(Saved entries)
******

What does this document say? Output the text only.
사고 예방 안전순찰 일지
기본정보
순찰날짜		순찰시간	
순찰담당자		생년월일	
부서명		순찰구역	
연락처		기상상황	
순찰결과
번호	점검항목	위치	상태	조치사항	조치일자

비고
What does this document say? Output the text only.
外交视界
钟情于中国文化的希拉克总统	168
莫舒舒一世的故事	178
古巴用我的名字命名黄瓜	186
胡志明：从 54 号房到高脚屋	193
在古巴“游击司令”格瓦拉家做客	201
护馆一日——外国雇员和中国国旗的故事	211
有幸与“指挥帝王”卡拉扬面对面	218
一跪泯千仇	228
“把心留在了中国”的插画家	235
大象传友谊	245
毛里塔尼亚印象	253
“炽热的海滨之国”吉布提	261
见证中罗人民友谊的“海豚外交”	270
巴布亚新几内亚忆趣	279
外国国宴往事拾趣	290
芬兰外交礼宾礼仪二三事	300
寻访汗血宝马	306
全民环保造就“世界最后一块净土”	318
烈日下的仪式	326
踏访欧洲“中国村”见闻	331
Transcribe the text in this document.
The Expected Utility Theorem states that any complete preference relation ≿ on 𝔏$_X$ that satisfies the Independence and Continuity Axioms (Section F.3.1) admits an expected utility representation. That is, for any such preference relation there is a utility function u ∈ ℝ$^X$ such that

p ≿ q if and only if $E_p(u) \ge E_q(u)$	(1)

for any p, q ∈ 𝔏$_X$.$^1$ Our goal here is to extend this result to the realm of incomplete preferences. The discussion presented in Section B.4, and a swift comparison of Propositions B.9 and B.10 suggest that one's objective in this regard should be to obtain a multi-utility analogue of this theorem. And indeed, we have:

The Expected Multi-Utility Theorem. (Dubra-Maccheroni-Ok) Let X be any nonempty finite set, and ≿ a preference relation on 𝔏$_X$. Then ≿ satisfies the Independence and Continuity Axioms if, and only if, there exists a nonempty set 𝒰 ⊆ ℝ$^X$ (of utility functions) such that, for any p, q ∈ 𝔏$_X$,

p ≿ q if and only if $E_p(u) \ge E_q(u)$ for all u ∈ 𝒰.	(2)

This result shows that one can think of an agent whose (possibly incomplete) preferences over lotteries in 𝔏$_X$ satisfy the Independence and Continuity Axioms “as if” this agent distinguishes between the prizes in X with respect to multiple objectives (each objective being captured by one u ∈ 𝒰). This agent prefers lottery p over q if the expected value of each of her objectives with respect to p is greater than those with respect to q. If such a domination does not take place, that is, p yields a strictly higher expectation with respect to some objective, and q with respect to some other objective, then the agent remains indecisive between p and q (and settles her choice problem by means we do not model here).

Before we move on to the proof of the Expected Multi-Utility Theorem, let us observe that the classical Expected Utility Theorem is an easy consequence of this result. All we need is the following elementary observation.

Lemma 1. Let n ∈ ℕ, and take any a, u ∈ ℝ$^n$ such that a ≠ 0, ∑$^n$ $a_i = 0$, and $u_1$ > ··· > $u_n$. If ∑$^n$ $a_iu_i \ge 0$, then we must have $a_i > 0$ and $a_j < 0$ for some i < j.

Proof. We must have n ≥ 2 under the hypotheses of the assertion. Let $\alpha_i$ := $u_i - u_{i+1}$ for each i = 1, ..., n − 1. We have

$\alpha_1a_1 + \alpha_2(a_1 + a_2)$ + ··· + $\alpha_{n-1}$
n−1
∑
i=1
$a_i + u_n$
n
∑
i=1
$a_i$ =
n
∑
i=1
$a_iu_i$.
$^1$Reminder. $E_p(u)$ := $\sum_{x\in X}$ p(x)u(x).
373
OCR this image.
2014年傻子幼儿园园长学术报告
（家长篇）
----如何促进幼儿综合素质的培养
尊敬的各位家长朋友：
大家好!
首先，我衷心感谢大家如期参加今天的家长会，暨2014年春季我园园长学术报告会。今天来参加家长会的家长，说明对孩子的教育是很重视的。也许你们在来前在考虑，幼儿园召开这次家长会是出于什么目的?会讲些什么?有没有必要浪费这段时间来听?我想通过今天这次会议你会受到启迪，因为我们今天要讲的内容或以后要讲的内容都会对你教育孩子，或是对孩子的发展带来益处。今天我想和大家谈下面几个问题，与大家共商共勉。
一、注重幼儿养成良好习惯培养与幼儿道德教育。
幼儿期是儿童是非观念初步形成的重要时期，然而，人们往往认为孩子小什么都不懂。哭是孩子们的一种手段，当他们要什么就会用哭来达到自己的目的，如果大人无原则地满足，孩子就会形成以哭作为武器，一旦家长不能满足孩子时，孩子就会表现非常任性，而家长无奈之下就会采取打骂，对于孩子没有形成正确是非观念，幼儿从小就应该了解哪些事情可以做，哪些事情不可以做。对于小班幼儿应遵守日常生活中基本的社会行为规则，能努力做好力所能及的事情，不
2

******

**THE PROBLEM**
Reproduce the records word for word.

**ANSWER TO THIS EXERCISE**
What does this document say? Output the text only.
사고 예방 안전순찰 일지
기본정보
순찰날짜		순찰시간	
순찰담당자		생년월일	
부서명		순찰구역	
연락처		기상상황	
순찰결과
번호	점검항목	위치	상태	조치사항	조치일자

비고
What does this document say? Output the text only.
外交视界
钟情于中国文化的希拉克总统	168
莫舒舒一世的故事	178
古巴用我的名字命名黄瓜	186
胡志明：从 54 号房到高脚屋	193
在古巴“游击司令”格瓦拉家做客	201
护馆一日——外国雇员和中国国旗的故事	211
有幸与“指挥帝王”卡拉扬面对面	218
一跪泯千仇	228
“把心留在了中国”的插画家	235
大象传友谊	245
毛里塔尼亚印象	253
“炽热的海滨之国”吉布提	261
见证中罗人民友谊的“海豚外交”	270
巴布亚新几内亚忆趣	279
外国国宴往事拾趣	290
芬兰外交礼宾礼仪二三事	300
寻访汗血宝马	306
全民环保造就“世界最后一块净土”	318
烈日下的仪式	326
踏访欧洲“中国村”见闻	331
Transcribe the text in this document.
The Expected Utility Theorem states that any complete preference relation ≿ on 𝔏$_X$ that satisfies the Independence and Continuity Axioms (Section F.3.1) admits an expected utility representation. That is, for any such preference relation there is a utility function u ∈ ℝ$^X$ such that

p ≿ q if and only if $E_p(u) \ge E_q(u)$	(1)

for any p, q ∈ 𝔏$_X$.$^1$ Our goal here is to extend this result to the realm of incomplete preferences. The discussion presented in Section B.4, and a swift comparison of Propositions B.9 and B.10 suggest that one's objective in this regard should be to obtain a multi-utility analogue of this theorem. And indeed, we have:

The Expected Multi-Utility Theorem. (Dubra-Maccheroni-Ok) Let X be any nonempty finite set, and ≿ a preference relation on 𝔏$_X$. Then ≿ satisfies the Independence and Continuity Axioms if, and only if, there exists a nonempty set 𝒰 ⊆ ℝ$^X$ (of utility functions) such that, for any p, q ∈ 𝔏$_X$,

p ≿ q if and only if $E_p(u) \ge E_q(u)$ for all u ∈ 𝒰.	(2)

This result shows that one can think of an agent whose (possibly incomplete) preferences over lotteries in 𝔏$_X$ satisfy the Independence and Continuity Axioms “as if” this agent distinguishes between the prizes in X with respect to multiple objectives (each objective being captured by one u ∈ 𝒰). This agent prefers lottery p over q if the expected value of each of her objectives with respect to p is greater than those with respect to q. If such a domination does not take place, that is, p yields a strictly higher expectation with respect to some objective, and q with respect to some other objective, then the agent remains indecisive between p and q (and settles her choice problem by means we do not model here).

Before we move on to the proof of the Expected Multi-Utility Theorem, let us observe that the classical Expected Utility Theorem is an easy consequence of this result. All we need is the following elementary observation.

Lemma 1. Let n ∈ ℕ, and take any a, u ∈ ℝ$^n$ such that a ≠ 0, ∑$^n$ $a_i = 0$, and $u_1$ > ··· > $u_n$. If ∑$^n$ $a_iu_i \ge 0$, then we must have $a_i > 0$ and $a_j < 0$ for some i < j.

Proof. We must have n ≥ 2 under the hypotheses of the assertion. Let $\alpha_i$ := $u_i - u_{i+1}$ for each i = 1, ..., n − 1. We have

$\alpha_1a_1 + \alpha_2(a_1 + a_2)$ + ··· + $\alpha_{n-1}$
n−1
∑
i=1
$a_i + u_n$
n
∑
i=1
$a_i$ =
n
∑
i=1
$a_iu_i$.
$^1$Reminder. $E_p(u)$ := $\sum_{x\in X}$ p(x)u(x).
373
OCR this image.
2014年傻子幼儿园园长学术报告
（家长篇）
----如何促进幼儿综合素质的培养
尊敬的各位家长朋友：
大家好!
首先，我衷心感谢大家如期参加今天的家长会，暨2014年春季我园园长学术报告会。今天来参加家长会的家长，说明对孩子的教育是很重视的。也许你们在来前在考虑，幼儿园召开这次家长会是出于什么目的?会讲些什么?有没有必要浪费这段时间来听?我想通过今天这次会议你会受到启迪，因为我们今天要讲的内容或以后要讲的内容都会对你教育孩子，或是对孩子的发展带来益处。今天我想和大家谈下面几个问题，与大家共商共勉。
一、注重幼儿养成良好习惯培养与幼儿道德教育。
幼儿期是儿童是非观念初步形成的重要时期，然而，人们往往认为孩子小什么都不懂。哭是孩子们的一种手段，当他们要什么就会用哭来达到自己的目的，如果大人无原则地满足，孩子就会形成以哭作为武器，一旦家长不能满足孩子时，孩子就会表现非常任性，而家长无奈之下就会采取打骂，对于孩子没有形成正确是非观念，幼儿从小就应该了解哪些事情可以做，哪些事情不可以做。对于小班幼儿应遵守日常生活中基本的社会行为规则，能努力做好力所能及的事情，不
2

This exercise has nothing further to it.